Énoncé 1 |
Pour chacune des affirmations (a), (b) et (c), indiquez par oui ou par non si elle concorde avec le texte sur les maréchaux-ferrants en Algérie, en citant les mots décisifs de ce texte. (a) L’Algérie dispose d’un centre de formation en maréchalerie. (b) Les deux apprentis que M. Larbi a tenté de former ont renoncé au bout de six mois. (c) L’Algérie compte aujourd’hui une quinzaine de maréchaux-ferrants.
Énoncé 2 |
Rédigez la suite du texte sur les maréchaux-ferrants en Algérie, à partir de sa dernière phrase.

Texte présenté |
.....

Du coup, le métier attire peu. Les jeunes le trouvent “dur et ingrat et ne veulent pas apprendre”, regrette Meddah Larbi, qui ne trouve personne à former.

Outre l’art du ferrage et du parage, le maréchal-ferrant est aussi un peu forgeron et vétérinaire: il doit avoir des connaissances en travail du métal et en anatomie équine.

– “Pas de pied, pas de cheval” –

Aucun centre de formation en maréchalerie n’existe en Algérie: le métier se transmet de maître à apprenti. Mais les deux apprentis qu’il a tenté de former ont abandonné au bout de six mois, regrette M. Larbi.

L’Algérie comptait encore une quinzaine de maréchaux-ferrants il y a une vingtaine d’années, contre seulement six aujourd’hui – outre ceux, militaires, de la Garde républicaine.

Pourtant, le travail ne manque pas. Un éleveur privé a dû engager un maréchal-ferrant venu de l’étranger pour l’avoir sous la main à plein temps.

.....

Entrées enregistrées
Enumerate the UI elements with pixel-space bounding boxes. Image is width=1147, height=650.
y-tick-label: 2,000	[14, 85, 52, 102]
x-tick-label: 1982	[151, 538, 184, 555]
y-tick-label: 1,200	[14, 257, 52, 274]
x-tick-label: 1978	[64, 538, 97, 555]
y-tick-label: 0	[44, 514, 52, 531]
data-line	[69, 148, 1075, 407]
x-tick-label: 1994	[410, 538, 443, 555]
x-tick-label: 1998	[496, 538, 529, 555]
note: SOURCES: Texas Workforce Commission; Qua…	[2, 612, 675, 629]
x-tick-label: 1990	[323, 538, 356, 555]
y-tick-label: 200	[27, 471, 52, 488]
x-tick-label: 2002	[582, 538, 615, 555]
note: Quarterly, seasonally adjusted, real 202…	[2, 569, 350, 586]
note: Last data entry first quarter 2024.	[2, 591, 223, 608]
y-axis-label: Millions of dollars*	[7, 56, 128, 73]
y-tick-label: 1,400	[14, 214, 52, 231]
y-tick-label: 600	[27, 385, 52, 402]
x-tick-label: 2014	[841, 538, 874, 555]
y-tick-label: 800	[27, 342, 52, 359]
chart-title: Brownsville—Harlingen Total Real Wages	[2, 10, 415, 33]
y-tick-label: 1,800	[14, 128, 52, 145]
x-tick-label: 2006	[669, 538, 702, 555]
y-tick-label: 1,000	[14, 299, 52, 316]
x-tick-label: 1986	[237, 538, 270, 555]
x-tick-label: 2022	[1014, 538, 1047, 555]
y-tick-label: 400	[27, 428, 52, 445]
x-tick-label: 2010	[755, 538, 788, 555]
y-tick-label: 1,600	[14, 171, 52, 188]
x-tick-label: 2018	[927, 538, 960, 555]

.....

Résultat 1 |
(a) Non : « Aucun centre de formation en maréchalerie n’existe en Algérie ».
(b) Oui : « les deux apprentis qu’il a tenté de former ont abandonné au bout de six mois ».
(c) Non : « contre seulement six aujourd’hui ».

Résultat 2 |
“Quand le programme est chargé, je peux avoir jusqu’à 200 chevaux par mois”, en majorité de clients privés, indique Meddah Larbi, qui estime être relativement bien payé. Il est au salaire minimum à Chaouchaoua (18.000 dinars mensuels) mais empoche plus d’un million de dinars par an grâce à ses clients privés, soit deux fois le salaire moyen en Algérie.

Il s’inquiète de voir disparaître avec les derniers maréchaux-ferrants du pays tout un pan d’histoire mais aussi un savoir-faire indispensable à la bonne santé des chevaux.

Car comme le dit l’adage, “pas de pied, pas de cheval”, rappelle-t-il.